- [What you have to do]
Restate each line of the listing exactly, without carrying over any pictures.

## Begin Data provided

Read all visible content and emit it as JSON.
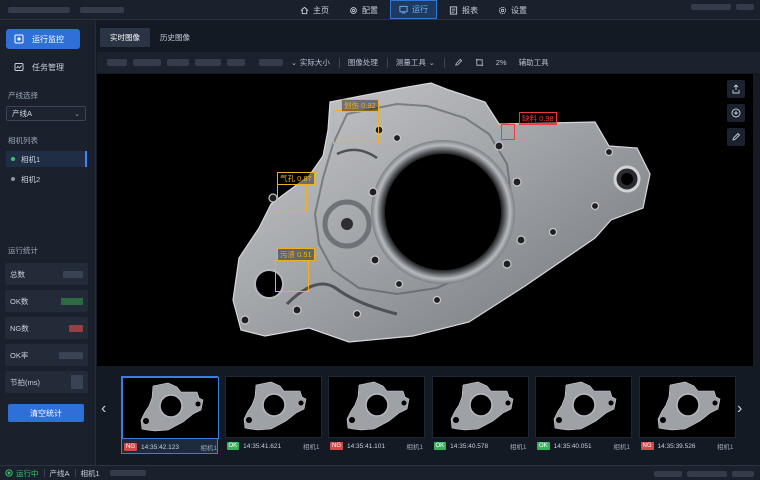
{
  "colors": {
    "accent": "#2f6fd8",
    "ok": "#36b35c",
    "ng": "#d24b4b",
    "running": "#39c46a",
    "defect_yellow": "#f2b01e",
    "defect_red": "#ef3b3b"
  },
  "nav": {
    "items": [
      {
        "label": "主页",
        "icon": "home-icon"
      },
      {
        "label": "配置",
        "icon": "gear-icon"
      },
      {
        "label": "运行",
        "icon": "run-icon"
      },
      {
        "label": "报表",
        "icon": "report-icon"
      },
      {
        "label": "设置",
        "icon": "settings-icon"
      }
    ],
    "active": "运行"
  },
  "sidebar": {
    "menu": [
      {
        "label": "运行监控",
        "icon": "monitor-icon"
      },
      {
        "label": "任务管理",
        "icon": "task-icon"
      }
    ],
    "line_select_label": "产线选择",
    "line_selected": "产线A",
    "camera_list_label": "相机列表",
    "cameras": [
      "相机1",
      "相机2"
    ],
    "stats_label": "运行统计",
    "stats": [
      {
        "label": "总数"
      },
      {
        "label": "OK数"
      },
      {
        "label": "NG数"
      },
      {
        "label": "OK率"
      },
      {
        "label": "节拍(ms)"
      }
    ],
    "clear_button": "清空统计"
  },
  "main": {
    "tabs": [
      "实时图像",
      "历史图像"
    ],
    "toolbar": {
      "actual_size": "实际大小",
      "image_process": "图像处理",
      "measure_tool": "测量工具",
      "zoom": "2%",
      "aux_tool": "辅助工具"
    },
    "defects": [
      {
        "label": "划伤 0.92",
        "color": "#f2b01e"
      },
      {
        "label": "缺料 0.98",
        "color": "#ef3b3b"
      },
      {
        "label": "气孔 0.87",
        "color": "#f2b01e"
      },
      {
        "label": "污渍 0.51",
        "color": "#f2b01e"
      }
    ]
  },
  "filmstrip": [
    {
      "result": "NG",
      "time": "14:35:42.123",
      "camera": "相机1"
    },
    {
      "result": "OK",
      "time": "14:35:41.621",
      "camera": "相机1"
    },
    {
      "result": "NG",
      "time": "14:35:41.101",
      "camera": "相机1"
    },
    {
      "result": "OK",
      "time": "14:35:40.578",
      "camera": "相机1"
    },
    {
      "result": "OK",
      "time": "14:35:40.051",
      "camera": "相机1"
    },
    {
      "result": "NG",
      "time": "14:35:39.526",
      "camera": "相机1"
    }
  ],
  "statusbar": {
    "running": "运行中",
    "line": "产线A",
    "camera": "相机1"
  }
}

## End Data provided

- [Exercise output]
Read all visible content and emit it as JSON.
{
  "colors": {
    "accent": "#2f6fd8",
    "ok": "#36b35c",
    "ng": "#d24b4b",
    "running": "#39c46a",
    "defect_yellow": "#f2b01e",
    "defect_red": "#ef3b3b"
  },
  "nav": {
    "items": [
      {
        "label": "主页",
        "icon": "home-icon"
      },
      {
        "label": "配置",
        "icon": "gear-icon"
      },
      {
        "label": "运行",
        "icon": "run-icon"
      },
      {
        "label": "报表",
        "icon": "report-icon"
      },
      {
        "label": "设置",
        "icon": "settings-icon"
      }
    ],
    "active": "运行"
  },
  "sidebar": {
    "menu": [
      {
        "label": "运行监控",
        "icon": "monitor-icon"
      },
      {
        "label": "任务管理",
        "icon": "task-icon"
      }
    ],
    "line_select_label": "产线选择",
    "line_selected": "产线A",
    "camera_list_label": "相机列表",
    "cameras": [
      "相机1",
      "相机2"
    ],
    "stats_label": "运行统计",
    "stats": [
      {
        "label": "总数"
      },
      {
        "label": "OK数"
      },
      {
        "label": "NG数"
      },
      {
        "label": "OK率"
      },
      {
        "label": "节拍(ms)"
      }
    ],
    "clear_button": "清空统计"
  },
  "main": {
    "tabs": [
      "实时图像",
      "历史图像"
    ],
    "toolbar": {
      "actual_size": "实际大小",
      "image_process": "图像处理",
      "measure_tool": "测量工具",
      "zoom": "2%",
      "aux_tool": "辅助工具"
    },
    "defects": [
      {
        "label": "划伤 0.92",
        "color": "#f2b01e"
      },
      {
        "label": "缺料 0.98",
        "color": "#ef3b3b"
      },
      {
        "label": "气孔 0.87",
        "color": "#f2b01e"
      },
      {
        "label": "污渍 0.51",
        "color": "#f2b01e"
      }
    ]
  },
  "filmstrip": [
    {
      "result": "NG",
      "time": "14:35:42.123",
      "camera": "相机1"
    },
    {
      "result": "OK",
      "time": "14:35:41.621",
      "camera": "相机1"
    },
    {
      "result": "NG",
      "time": "14:35:41.101",
      "camera": "相机1"
    },
    {
      "result": "OK",
      "time": "14:35:40.578",
      "camera": "相机1"
    },
    {
      "result": "OK",
      "time": "14:35:40.051",
      "camera": "相机1"
    },
    {
      "result": "NG",
      "time": "14:35:39.526",
      "camera": "相机1"
    }
  ],
  "statusbar": {
    "running": "运行中",
    "line": "产线A",
    "camera": "相机1"
  }
}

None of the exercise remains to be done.